__What to work on__:
The entries below should be output exactly as written.

__Rows__:
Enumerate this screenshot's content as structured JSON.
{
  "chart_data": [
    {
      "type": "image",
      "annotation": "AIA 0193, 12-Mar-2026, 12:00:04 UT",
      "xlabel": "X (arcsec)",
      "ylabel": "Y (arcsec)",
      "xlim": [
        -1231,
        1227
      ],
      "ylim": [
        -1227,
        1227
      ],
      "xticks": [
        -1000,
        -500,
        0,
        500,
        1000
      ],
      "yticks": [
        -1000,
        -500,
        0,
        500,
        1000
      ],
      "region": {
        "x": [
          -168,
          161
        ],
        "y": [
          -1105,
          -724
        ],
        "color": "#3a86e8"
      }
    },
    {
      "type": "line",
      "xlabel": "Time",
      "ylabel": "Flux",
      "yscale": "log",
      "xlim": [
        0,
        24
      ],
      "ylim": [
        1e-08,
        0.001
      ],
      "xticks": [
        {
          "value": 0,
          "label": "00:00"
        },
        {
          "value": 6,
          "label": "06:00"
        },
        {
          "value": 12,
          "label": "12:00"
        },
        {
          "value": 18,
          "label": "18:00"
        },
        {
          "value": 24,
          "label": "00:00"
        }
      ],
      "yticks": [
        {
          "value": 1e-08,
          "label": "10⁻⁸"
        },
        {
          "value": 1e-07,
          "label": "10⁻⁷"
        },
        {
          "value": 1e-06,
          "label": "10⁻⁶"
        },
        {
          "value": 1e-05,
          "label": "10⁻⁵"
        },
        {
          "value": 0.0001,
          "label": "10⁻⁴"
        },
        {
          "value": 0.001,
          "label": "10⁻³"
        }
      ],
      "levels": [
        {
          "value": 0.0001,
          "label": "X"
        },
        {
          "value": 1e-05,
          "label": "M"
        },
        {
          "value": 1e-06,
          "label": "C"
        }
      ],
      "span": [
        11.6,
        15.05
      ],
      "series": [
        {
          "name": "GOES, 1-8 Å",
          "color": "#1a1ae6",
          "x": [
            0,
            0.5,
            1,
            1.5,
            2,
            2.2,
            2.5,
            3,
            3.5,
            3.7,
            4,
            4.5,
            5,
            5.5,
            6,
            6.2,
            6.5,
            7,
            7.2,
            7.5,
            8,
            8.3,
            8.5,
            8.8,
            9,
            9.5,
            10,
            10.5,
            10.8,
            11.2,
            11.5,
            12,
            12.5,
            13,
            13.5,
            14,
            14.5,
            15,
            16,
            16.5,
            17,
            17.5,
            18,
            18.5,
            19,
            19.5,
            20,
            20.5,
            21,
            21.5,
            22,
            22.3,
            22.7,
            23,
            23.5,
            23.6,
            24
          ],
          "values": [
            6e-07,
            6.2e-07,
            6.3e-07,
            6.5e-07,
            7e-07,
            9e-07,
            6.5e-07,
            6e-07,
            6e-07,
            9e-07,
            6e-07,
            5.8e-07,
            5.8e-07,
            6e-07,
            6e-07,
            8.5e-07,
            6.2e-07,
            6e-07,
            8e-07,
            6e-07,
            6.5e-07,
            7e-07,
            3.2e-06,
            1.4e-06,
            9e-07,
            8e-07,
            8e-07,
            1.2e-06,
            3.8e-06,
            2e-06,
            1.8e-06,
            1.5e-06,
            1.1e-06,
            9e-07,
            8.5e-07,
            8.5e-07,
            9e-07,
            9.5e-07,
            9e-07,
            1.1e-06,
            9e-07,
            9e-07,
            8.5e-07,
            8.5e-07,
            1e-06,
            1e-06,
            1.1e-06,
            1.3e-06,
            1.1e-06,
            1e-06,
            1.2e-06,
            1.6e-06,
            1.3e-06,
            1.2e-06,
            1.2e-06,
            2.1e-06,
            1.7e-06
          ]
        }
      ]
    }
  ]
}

__Full answer__:
Enumerate this screenshot's content as structured JSON.
{
  "chart_data": [
    {
      "type": "image",
      "annotation": "AIA 0193, 12-Mar-2026, 12:00:04 UT",
      "xlabel": "X (arcsec)",
      "ylabel": "Y (arcsec)",
      "xlim": [
        -1231,
        1227
      ],
      "ylim": [
        -1227,
        1227
      ],
      "xticks": [
        -1000,
        -500,
        0,
        500,
        1000
      ],
      "yticks": [
        -1000,
        -500,
        0,
        500,
        1000
      ],
      "region": {
        "x": [
          -168,
          161
        ],
        "y": [
          -1105,
          -724
        ],
        "color": "#3a86e8"
      }
    },
    {
      "type": "line",
      "xlabel": "Time",
      "ylabel": "Flux",
      "yscale": "log",
      "xlim": [
        0,
        24
      ],
      "ylim": [
        1e-08,
        0.001
      ],
      "xticks": [
        {
          "value": 0,
          "label": "00:00"
        },
        {
          "value": 6,
          "label": "06:00"
        },
        {
          "value": 12,
          "label": "12:00"
        },
        {
          "value": 18,
          "label": "18:00"
        },
        {
          "value": 24,
          "label": "00:00"
        }
      ],
      "yticks": [
        {
          "value": 1e-08,
          "label": "10⁻⁸"
        },
        {
          "value": 1e-07,
          "label": "10⁻⁷"
        },
        {
          "value": 1e-06,
          "label": "10⁻⁶"
        },
        {
          "value": 1e-05,
          "label": "10⁻⁵"
        },
        {
          "value": 0.0001,
          "label": "10⁻⁴"
        },
        {
          "value": 0.001,
          "label": "10⁻³"
        }
      ],
      "levels": [
        {
          "value": 0.0001,
          "label": "X"
        },
        {
          "value": 1e-05,
          "label": "M"
        },
        {
          "value": 1e-06,
          "label": "C"
        }
      ],
      "span": [
        11.6,
        15.05
      ],
      "series": [
        {
          "name": "GOES, 1-8 Å",
          "color": "#1a1ae6",
          "x": [
            0,
            0.5,
            1,
            1.5,
            2,
            2.2,
            2.5,
            3,
            3.5,
            3.7,
            4,
            4.5,
            5,
            5.5,
            6,
            6.2,
            6.5,
            7,
            7.2,
            7.5,
            8,
            8.3,
            8.5,
            8.8,
            9,
            9.5,
            10,
            10.5,
            10.8,
            11.2,
            11.5,
            12,
            12.5,
            13,
            13.5,
            14,
            14.5,
            15,
            16,
            16.5,
            17,
            17.5,
            18,
            18.5,
            19,
            19.5,
            20,
            20.5,
            21,
            21.5,
            22,
            22.3,
            22.7,
            23,
            23.5,
            23.6,
            24
          ],
          "values": [
            6e-07,
            6.2e-07,
            6.3e-07,
            6.5e-07,
            7e-07,
            9e-07,
            6.5e-07,
            6e-07,
            6e-07,
            9e-07,
            6e-07,
            5.8e-07,
            5.8e-07,
            6e-07,
            6e-07,
            8.5e-07,
            6.2e-07,
            6e-07,
            8e-07,
            6e-07,
            6.5e-07,
            7e-07,
            3.2e-06,
            1.4e-06,
            9e-07,
            8e-07,
            8e-07,
            1.2e-06,
            3.8e-06,
            2e-06,
            1.8e-06,
            1.5e-06,
            1.1e-06,
            9e-07,
            8.5e-07,
            8.5e-07,
            9e-07,
            9.5e-07,
            9e-07,
            1.1e-06,
            9e-07,
            9e-07,
            8.5e-07,
            8.5e-07,
            1e-06,
            1e-06,
            1.1e-06,
            1.3e-06,
            1.1e-06,
            1e-06,
            1.2e-06,
            1.6e-06,
            1.3e-06,
            1.2e-06,
            1.2e-06,
            2.1e-06,
            1.7e-06
          ]
        }
      ]
    }
  ]
}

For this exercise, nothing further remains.